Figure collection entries

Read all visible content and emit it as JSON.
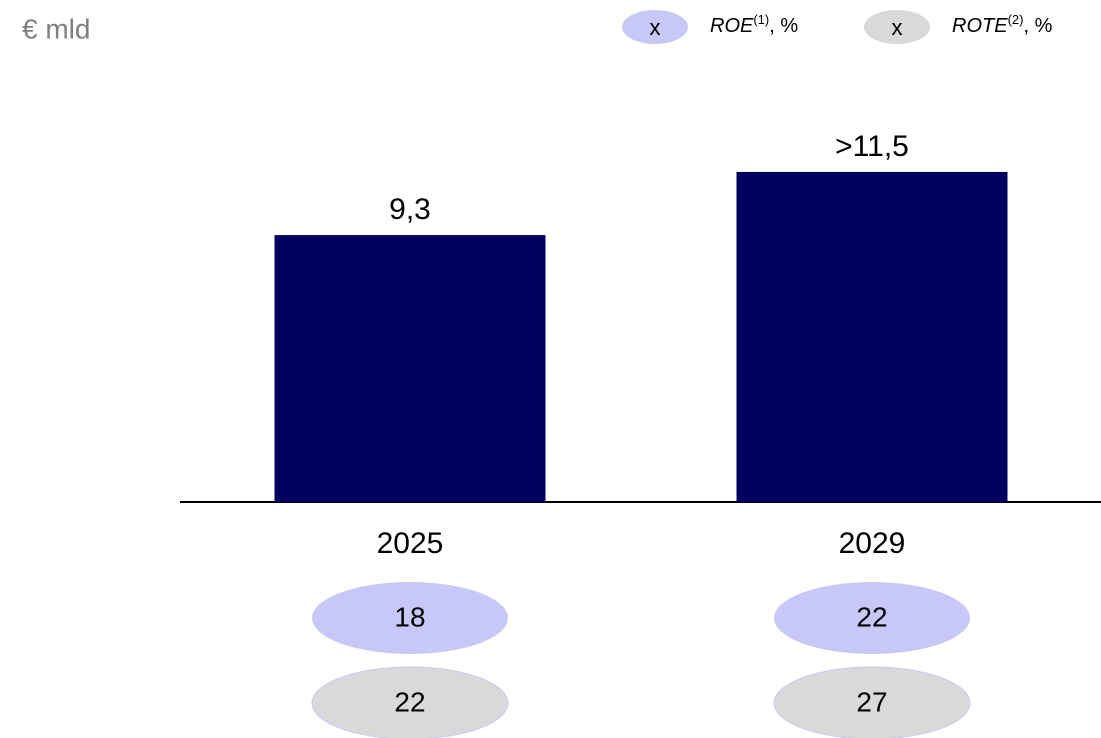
{
  "chart_data": {
    "type": "bar",
    "unit_label": "€ mld",
    "categories": [
      "2025",
      "2029"
    ],
    "values": [
      9.3,
      11.5
    ],
    "value_labels": [
      "9,3",
      ">11,5"
    ],
    "color": "#000060",
    "ratios": [
      {
        "marker": "x",
        "name": "ROE",
        "superscript": "(1)",
        "suffix": ", %",
        "color": "#c8c8f8",
        "values": [
          18,
          22
        ]
      },
      {
        "marker": "x",
        "name": "ROTE",
        "superscript": "(2)",
        "suffix": ", %",
        "color": "#d9d9d9",
        "values": [
          22,
          27
        ]
      }
    ]
  }
}
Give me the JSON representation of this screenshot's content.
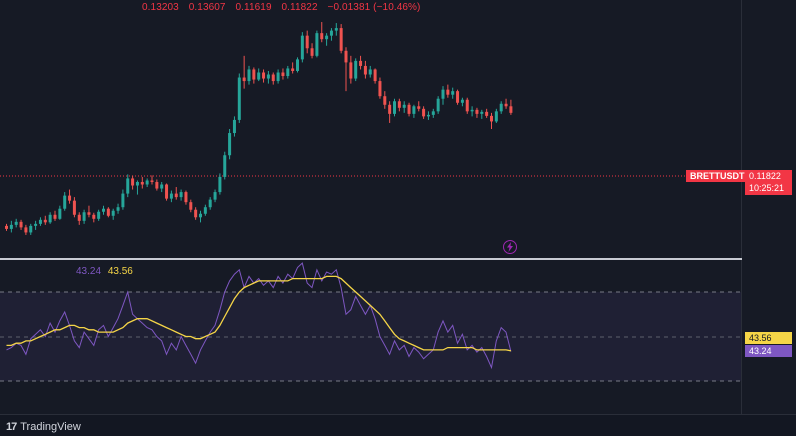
{
  "ohlc": {
    "open": "0.13203",
    "high": "0.13607",
    "low": "0.11619",
    "close": "0.11822",
    "change": "−0.01381 (−10.46%)"
  },
  "rsi_legend": {
    "rsi": "43.24",
    "ma": "43.56"
  },
  "symbol_tag": "BRETTUSDT",
  "last_price": "0.11822",
  "countdown": "10:25:21",
  "rsi_axis": {
    "ma_value": "43.56",
    "rsi_value": "43.24"
  },
  "footer": {
    "logo_mark": "17",
    "logo_text": "TradingView"
  },
  "colors": {
    "up": "#26a69a",
    "down": "#ef5350",
    "rsi": "#7e57c2",
    "rsi_ma": "#f5d547",
    "background": "#161a25",
    "rsi_band": "#1e1f33"
  },
  "icons": {
    "flash": "flash-circle-icon",
    "logo": "tradingview-logo-icon"
  },
  "chart_data": [
    {
      "type": "candlestick",
      "symbol": "BRETTUSDT",
      "last": 0.11822,
      "candles": [
        [
          0.0958,
          0.0962,
          0.0948,
          0.0952
        ],
        [
          0.0952,
          0.0968,
          0.0945,
          0.096
        ],
        [
          0.096,
          0.0972,
          0.0955,
          0.0966
        ],
        [
          0.0966,
          0.097,
          0.095,
          0.0955
        ],
        [
          0.0955,
          0.096,
          0.094,
          0.0945
        ],
        [
          0.0945,
          0.0962,
          0.094,
          0.0958
        ],
        [
          0.0958,
          0.0968,
          0.095,
          0.0962
        ],
        [
          0.0962,
          0.0975,
          0.0958,
          0.097
        ],
        [
          0.097,
          0.0978,
          0.096,
          0.0965
        ],
        [
          0.0965,
          0.0985,
          0.0962,
          0.098
        ],
        [
          0.098,
          0.0988,
          0.0968,
          0.0972
        ],
        [
          0.0972,
          0.0998,
          0.097,
          0.0992
        ],
        [
          0.0992,
          0.1025,
          0.0988,
          0.1018
        ],
        [
          0.1018,
          0.103,
          0.1002,
          0.1008
        ],
        [
          0.1008,
          0.1015,
          0.0975,
          0.098
        ],
        [
          0.098,
          0.0985,
          0.096,
          0.0968
        ],
        [
          0.0968,
          0.099,
          0.0962,
          0.0985
        ],
        [
          0.0985,
          0.0998,
          0.0975,
          0.098
        ],
        [
          0.098,
          0.0984,
          0.0965,
          0.0972
        ],
        [
          0.0972,
          0.099,
          0.0968,
          0.0986
        ],
        [
          0.0986,
          0.0998,
          0.098,
          0.0992
        ],
        [
          0.0992,
          0.0995,
          0.0975,
          0.0978
        ],
        [
          0.0978,
          0.0992,
          0.097,
          0.0988
        ],
        [
          0.0988,
          0.1002,
          0.0982,
          0.0995
        ],
        [
          0.0995,
          0.103,
          0.099,
          0.1022
        ],
        [
          0.1022,
          0.106,
          0.1015,
          0.1052
        ],
        [
          0.1052,
          0.1058,
          0.103,
          0.1038
        ],
        [
          0.1038,
          0.1048,
          0.102,
          0.1045
        ],
        [
          0.1045,
          0.1055,
          0.1032,
          0.104
        ],
        [
          0.104,
          0.1052,
          0.1035,
          0.1048
        ],
        [
          0.1048,
          0.1058,
          0.104,
          0.1045
        ],
        [
          0.1045,
          0.105,
          0.1028,
          0.1032
        ],
        [
          0.1032,
          0.1045,
          0.1025,
          0.104
        ],
        [
          0.104,
          0.1042,
          0.1008,
          0.1012
        ],
        [
          0.1012,
          0.1028,
          0.1005,
          0.1022
        ],
        [
          0.1022,
          0.1035,
          0.101,
          0.1015
        ],
        [
          0.1015,
          0.103,
          0.1008,
          0.1025
        ],
        [
          0.1025,
          0.1028,
          0.1,
          0.1005
        ],
        [
          0.1005,
          0.101,
          0.0985,
          0.099
        ],
        [
          0.099,
          0.0995,
          0.097,
          0.0975
        ],
        [
          0.0975,
          0.0988,
          0.0965,
          0.0982
        ],
        [
          0.0982,
          0.1,
          0.0978,
          0.0995
        ],
        [
          0.0995,
          0.1015,
          0.099,
          0.101
        ],
        [
          0.101,
          0.103,
          0.1005,
          0.1025
        ],
        [
          0.1025,
          0.1062,
          0.102,
          0.1055
        ],
        [
          0.1055,
          0.1105,
          0.105,
          0.1098
        ],
        [
          0.1098,
          0.115,
          0.109,
          0.1142
        ],
        [
          0.1142,
          0.1175,
          0.1135,
          0.1168
        ],
        [
          0.1168,
          0.126,
          0.1162,
          0.1252
        ],
        [
          0.1252,
          0.1295,
          0.123,
          0.1245
        ],
        [
          0.1245,
          0.1275,
          0.1238,
          0.1268
        ],
        [
          0.1268,
          0.1272,
          0.124,
          0.1248
        ],
        [
          0.1248,
          0.127,
          0.1245,
          0.1262
        ],
        [
          0.1262,
          0.1268,
          0.1242,
          0.125
        ],
        [
          0.125,
          0.1265,
          0.124,
          0.1258
        ],
        [
          0.1258,
          0.1262,
          0.1238,
          0.1245
        ],
        [
          0.1245,
          0.1268,
          0.124,
          0.1262
        ],
        [
          0.1262,
          0.127,
          0.1248,
          0.1255
        ],
        [
          0.1255,
          0.1275,
          0.125,
          0.127
        ],
        [
          0.127,
          0.1282,
          0.126,
          0.1265
        ],
        [
          0.1265,
          0.1292,
          0.1262,
          0.1288
        ],
        [
          0.1288,
          0.1342,
          0.1282,
          0.1335
        ],
        [
          0.1335,
          0.1345,
          0.13,
          0.131
        ],
        [
          0.131,
          0.132,
          0.129,
          0.1295
        ],
        [
          0.1295,
          0.1345,
          0.1292,
          0.134
        ],
        [
          0.134,
          0.1362,
          0.1322,
          0.1328
        ],
        [
          0.1328,
          0.134,
          0.1315,
          0.1335
        ],
        [
          0.1335,
          0.135,
          0.1325,
          0.1345
        ],
        [
          0.1345,
          0.136,
          0.1335,
          0.135
        ],
        [
          0.135,
          0.1358,
          0.13,
          0.1305
        ],
        [
          0.1305,
          0.1312,
          0.1225,
          0.1282
        ],
        [
          0.1282,
          0.1295,
          0.124,
          0.125
        ],
        [
          0.125,
          0.129,
          0.1245,
          0.1285
        ],
        [
          0.1285,
          0.1295,
          0.1268,
          0.1275
        ],
        [
          0.1275,
          0.1285,
          0.125,
          0.1258
        ],
        [
          0.1258,
          0.1275,
          0.1252,
          0.1268
        ],
        [
          0.1268,
          0.127,
          0.124,
          0.1245
        ],
        [
          0.1245,
          0.1252,
          0.121,
          0.1215
        ],
        [
          0.1215,
          0.1225,
          0.119,
          0.1198
        ],
        [
          0.1198,
          0.1205,
          0.1162,
          0.118
        ],
        [
          0.118,
          0.121,
          0.1175,
          0.1205
        ],
        [
          0.1205,
          0.121,
          0.1185,
          0.1192
        ],
        [
          0.1192,
          0.1205,
          0.1182,
          0.1198
        ],
        [
          0.1198,
          0.1202,
          0.1175,
          0.118
        ],
        [
          0.118,
          0.1198,
          0.1172,
          0.1195
        ],
        [
          0.1195,
          0.1205,
          0.1185,
          0.119
        ],
        [
          0.119,
          0.1195,
          0.117,
          0.1175
        ],
        [
          0.1175,
          0.1185,
          0.1168,
          0.1178
        ],
        [
          0.1178,
          0.119,
          0.1172,
          0.1185
        ],
        [
          0.1185,
          0.1215,
          0.118,
          0.121
        ],
        [
          0.121,
          0.1235,
          0.1198,
          0.1228
        ],
        [
          0.1228,
          0.1238,
          0.1212,
          0.1218
        ],
        [
          0.1218,
          0.1232,
          0.121,
          0.1225
        ],
        [
          0.1225,
          0.1228,
          0.1198,
          0.1202
        ],
        [
          0.1202,
          0.1212,
          0.1195,
          0.1208
        ],
        [
          0.1208,
          0.1212,
          0.118,
          0.1185
        ],
        [
          0.1185,
          0.1195,
          0.1175,
          0.1188
        ],
        [
          0.1188,
          0.1192,
          0.1172,
          0.118
        ],
        [
          0.118,
          0.1188,
          0.117,
          0.1184
        ],
        [
          0.1184,
          0.119,
          0.1172,
          0.1176
        ],
        [
          0.1176,
          0.1182,
          0.115,
          0.1165
        ],
        [
          0.1165,
          0.119,
          0.1162,
          0.1185
        ],
        [
          0.1185,
          0.1205,
          0.118,
          0.12
        ],
        [
          0.12,
          0.121,
          0.119,
          0.1195
        ],
        [
          0.1195,
          0.1208,
          0.1178,
          0.1182
        ]
      ]
    },
    {
      "type": "line",
      "series": [
        {
          "name": "43.24",
          "values": [
            44,
            45,
            47,
            46,
            42,
            49,
            51,
            53,
            50,
            56,
            52,
            57,
            61,
            55,
            48,
            45,
            52,
            49,
            46,
            53,
            55,
            50,
            54,
            58,
            64,
            70,
            60,
            58,
            56,
            54,
            53,
            50,
            48,
            42,
            47,
            44,
            50,
            46,
            42,
            38,
            44,
            48,
            52,
            55,
            62,
            70,
            75,
            78,
            80,
            72,
            77,
            74,
            76,
            73,
            75,
            72,
            77,
            74,
            78,
            76,
            81,
            83,
            74,
            72,
            80,
            75,
            79,
            78,
            80,
            72,
            60,
            62,
            68,
            64,
            60,
            64,
            58,
            50,
            46,
            42,
            48,
            44,
            46,
            41,
            45,
            43,
            40,
            42,
            44,
            52,
            57,
            52,
            55,
            47,
            51,
            44,
            46,
            43,
            45,
            41,
            36,
            48,
            54,
            52,
            43.24
          ]
        },
        {
          "name": "43.56",
          "values": [
            46,
            46,
            47,
            47,
            48,
            48,
            49,
            50,
            51,
            52,
            53,
            53,
            54,
            55,
            55,
            54,
            54,
            53,
            53,
            52,
            52,
            52,
            52,
            53,
            54,
            56,
            57,
            58,
            58,
            58,
            57,
            56,
            55,
            54,
            53,
            52,
            51,
            50,
            50,
            49,
            49,
            50,
            51,
            52,
            55,
            59,
            63,
            67,
            70,
            72,
            73,
            74,
            75,
            75,
            75,
            75,
            75,
            75,
            75,
            76,
            76,
            76,
            76,
            76,
            76,
            76,
            77,
            77,
            77,
            76,
            74,
            72,
            70,
            68,
            66,
            64,
            62,
            60,
            57,
            54,
            51,
            49,
            48,
            47,
            46,
            45,
            44,
            44,
            44,
            44,
            44,
            45,
            45,
            45,
            45,
            45,
            45,
            44,
            44,
            44,
            44,
            44,
            44,
            44,
            43.56
          ]
        }
      ],
      "ylim": [
        0,
        100
      ]
    }
  ]
}
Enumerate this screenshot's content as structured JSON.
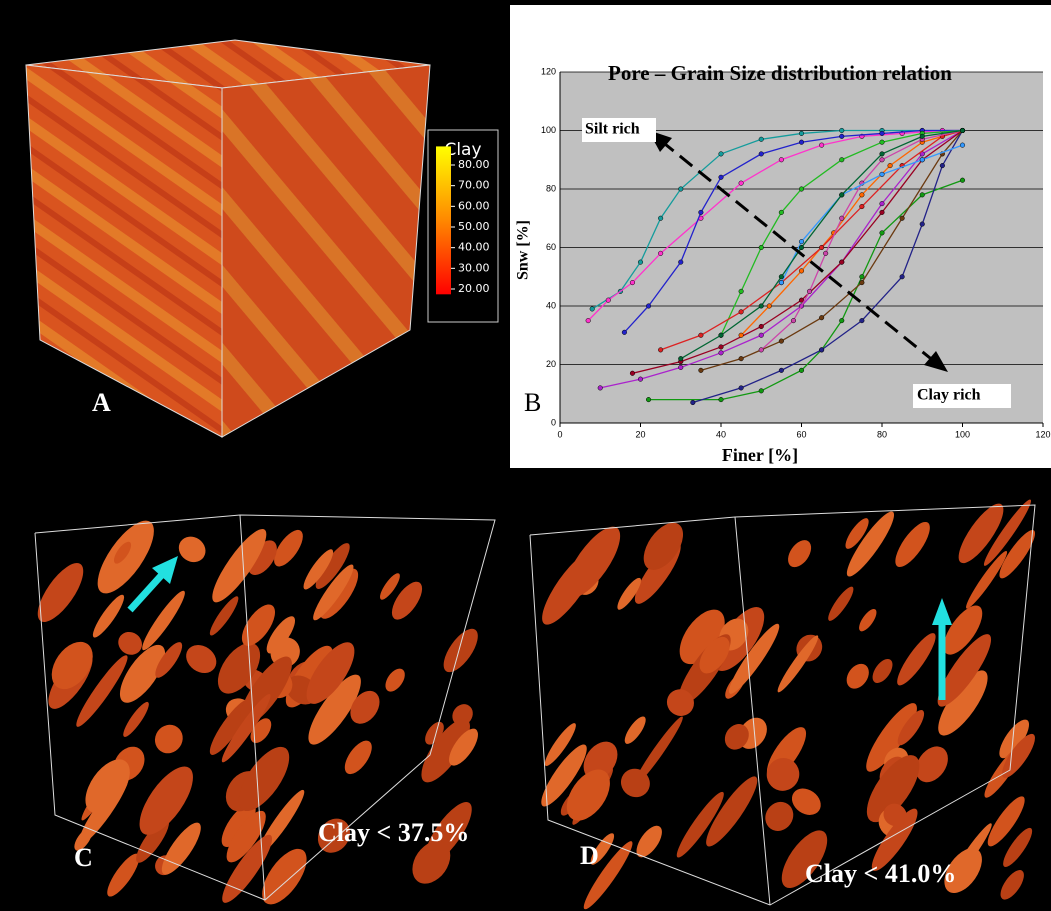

Problem requirements: Scan the material above. Copy each line where "screenshot" occurs.

Solution for this problem:
Give me the JSON representation of this screenshot's content.
Enumerate this screenshot's content as structured JSON.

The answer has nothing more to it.